Provided information:
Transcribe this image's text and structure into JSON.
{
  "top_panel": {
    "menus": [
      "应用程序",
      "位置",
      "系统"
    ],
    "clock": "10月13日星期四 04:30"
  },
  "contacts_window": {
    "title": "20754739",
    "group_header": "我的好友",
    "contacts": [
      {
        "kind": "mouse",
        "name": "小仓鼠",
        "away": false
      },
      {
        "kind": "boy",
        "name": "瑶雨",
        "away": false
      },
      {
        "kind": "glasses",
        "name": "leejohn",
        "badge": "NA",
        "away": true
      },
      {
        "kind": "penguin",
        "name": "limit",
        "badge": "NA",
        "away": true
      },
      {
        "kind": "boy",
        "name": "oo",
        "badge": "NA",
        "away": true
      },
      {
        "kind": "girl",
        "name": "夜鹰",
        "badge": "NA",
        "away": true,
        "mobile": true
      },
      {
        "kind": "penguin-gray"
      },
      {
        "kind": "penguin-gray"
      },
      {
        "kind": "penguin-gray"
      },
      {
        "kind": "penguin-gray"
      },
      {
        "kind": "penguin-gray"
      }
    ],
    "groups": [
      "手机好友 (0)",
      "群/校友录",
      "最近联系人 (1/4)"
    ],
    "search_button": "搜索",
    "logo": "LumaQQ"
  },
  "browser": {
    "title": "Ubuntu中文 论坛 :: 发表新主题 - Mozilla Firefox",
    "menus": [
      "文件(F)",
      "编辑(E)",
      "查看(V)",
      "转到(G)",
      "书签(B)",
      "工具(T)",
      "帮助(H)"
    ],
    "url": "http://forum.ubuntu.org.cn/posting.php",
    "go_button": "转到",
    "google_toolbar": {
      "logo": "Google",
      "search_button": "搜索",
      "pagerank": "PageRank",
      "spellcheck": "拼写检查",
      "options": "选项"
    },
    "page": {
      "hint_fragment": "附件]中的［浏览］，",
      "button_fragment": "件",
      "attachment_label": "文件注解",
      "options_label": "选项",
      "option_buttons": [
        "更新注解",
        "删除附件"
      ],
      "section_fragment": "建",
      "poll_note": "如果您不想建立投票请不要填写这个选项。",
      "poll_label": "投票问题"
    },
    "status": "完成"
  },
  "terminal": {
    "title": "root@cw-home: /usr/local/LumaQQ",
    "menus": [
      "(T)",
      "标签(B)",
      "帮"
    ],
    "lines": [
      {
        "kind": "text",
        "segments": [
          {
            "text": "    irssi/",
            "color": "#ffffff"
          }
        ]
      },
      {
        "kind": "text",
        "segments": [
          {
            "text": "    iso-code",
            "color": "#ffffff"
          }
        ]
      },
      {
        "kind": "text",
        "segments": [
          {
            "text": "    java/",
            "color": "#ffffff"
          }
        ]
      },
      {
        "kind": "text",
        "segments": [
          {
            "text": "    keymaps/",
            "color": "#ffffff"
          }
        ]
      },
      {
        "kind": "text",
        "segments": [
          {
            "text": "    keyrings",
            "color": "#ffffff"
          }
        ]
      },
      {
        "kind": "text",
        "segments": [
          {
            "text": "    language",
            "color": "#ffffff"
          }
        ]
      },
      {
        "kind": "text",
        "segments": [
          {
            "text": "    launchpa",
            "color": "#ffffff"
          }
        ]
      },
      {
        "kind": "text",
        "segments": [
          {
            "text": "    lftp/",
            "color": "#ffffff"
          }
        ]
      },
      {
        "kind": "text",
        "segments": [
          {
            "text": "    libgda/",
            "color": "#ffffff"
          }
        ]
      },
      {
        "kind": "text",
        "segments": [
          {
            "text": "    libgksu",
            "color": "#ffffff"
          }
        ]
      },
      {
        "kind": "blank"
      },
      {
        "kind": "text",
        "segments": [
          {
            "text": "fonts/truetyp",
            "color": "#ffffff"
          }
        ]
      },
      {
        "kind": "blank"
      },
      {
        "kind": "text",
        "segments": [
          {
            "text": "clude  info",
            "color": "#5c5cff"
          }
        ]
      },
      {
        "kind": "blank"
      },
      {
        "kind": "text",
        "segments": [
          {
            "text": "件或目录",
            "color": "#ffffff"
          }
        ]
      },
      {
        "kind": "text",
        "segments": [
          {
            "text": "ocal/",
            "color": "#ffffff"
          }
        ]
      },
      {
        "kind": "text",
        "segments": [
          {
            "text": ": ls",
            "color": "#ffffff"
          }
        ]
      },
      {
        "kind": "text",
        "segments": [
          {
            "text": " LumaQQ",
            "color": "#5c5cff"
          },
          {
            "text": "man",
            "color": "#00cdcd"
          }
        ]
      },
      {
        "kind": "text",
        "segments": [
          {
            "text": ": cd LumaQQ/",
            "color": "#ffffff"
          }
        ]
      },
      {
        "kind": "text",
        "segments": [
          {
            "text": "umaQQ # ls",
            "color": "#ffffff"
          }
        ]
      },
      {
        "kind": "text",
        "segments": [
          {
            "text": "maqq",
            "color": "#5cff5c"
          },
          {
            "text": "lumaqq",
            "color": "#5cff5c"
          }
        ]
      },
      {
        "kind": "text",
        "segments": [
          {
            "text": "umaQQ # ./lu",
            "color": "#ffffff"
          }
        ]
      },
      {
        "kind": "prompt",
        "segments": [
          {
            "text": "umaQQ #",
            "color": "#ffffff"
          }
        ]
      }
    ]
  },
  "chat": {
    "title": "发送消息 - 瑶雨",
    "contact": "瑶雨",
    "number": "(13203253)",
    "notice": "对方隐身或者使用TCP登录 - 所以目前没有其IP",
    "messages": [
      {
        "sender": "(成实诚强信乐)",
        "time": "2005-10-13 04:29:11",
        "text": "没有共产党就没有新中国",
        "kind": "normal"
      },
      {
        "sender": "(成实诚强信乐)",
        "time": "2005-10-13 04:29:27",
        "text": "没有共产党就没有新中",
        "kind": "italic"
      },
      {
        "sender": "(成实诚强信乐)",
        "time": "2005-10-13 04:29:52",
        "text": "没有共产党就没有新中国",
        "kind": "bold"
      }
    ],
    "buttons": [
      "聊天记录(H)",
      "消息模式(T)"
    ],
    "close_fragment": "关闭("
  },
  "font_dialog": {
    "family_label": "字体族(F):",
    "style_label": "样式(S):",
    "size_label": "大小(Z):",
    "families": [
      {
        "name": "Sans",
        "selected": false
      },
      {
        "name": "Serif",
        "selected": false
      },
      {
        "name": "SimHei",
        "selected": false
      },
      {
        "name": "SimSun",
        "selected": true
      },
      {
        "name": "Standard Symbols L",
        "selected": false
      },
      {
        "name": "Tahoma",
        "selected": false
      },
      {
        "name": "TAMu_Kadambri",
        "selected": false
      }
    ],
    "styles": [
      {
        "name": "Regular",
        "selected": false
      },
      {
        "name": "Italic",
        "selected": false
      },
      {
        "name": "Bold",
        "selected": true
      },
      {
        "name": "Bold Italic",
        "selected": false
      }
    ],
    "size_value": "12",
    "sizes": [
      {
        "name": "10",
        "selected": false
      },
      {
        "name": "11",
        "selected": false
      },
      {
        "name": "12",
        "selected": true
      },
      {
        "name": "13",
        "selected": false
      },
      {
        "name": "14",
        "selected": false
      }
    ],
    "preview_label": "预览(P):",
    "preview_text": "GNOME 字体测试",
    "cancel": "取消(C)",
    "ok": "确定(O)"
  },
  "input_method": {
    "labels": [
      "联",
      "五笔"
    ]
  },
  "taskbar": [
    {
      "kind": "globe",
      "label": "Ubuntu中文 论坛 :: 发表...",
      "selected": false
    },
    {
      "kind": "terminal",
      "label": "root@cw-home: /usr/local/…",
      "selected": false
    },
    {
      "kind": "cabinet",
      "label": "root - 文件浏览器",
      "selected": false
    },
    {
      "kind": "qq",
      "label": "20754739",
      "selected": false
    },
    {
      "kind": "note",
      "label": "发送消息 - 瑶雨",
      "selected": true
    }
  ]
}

Problem statement:
Report each line in the preceding entries that holds the string "Ubuntu中文".

Exercise output:
    "title": "Ubuntu中文 论坛 :: 发表新主题 - Mozilla Firefox",
      "label": "Ubuntu中文 论坛 :: 发表...",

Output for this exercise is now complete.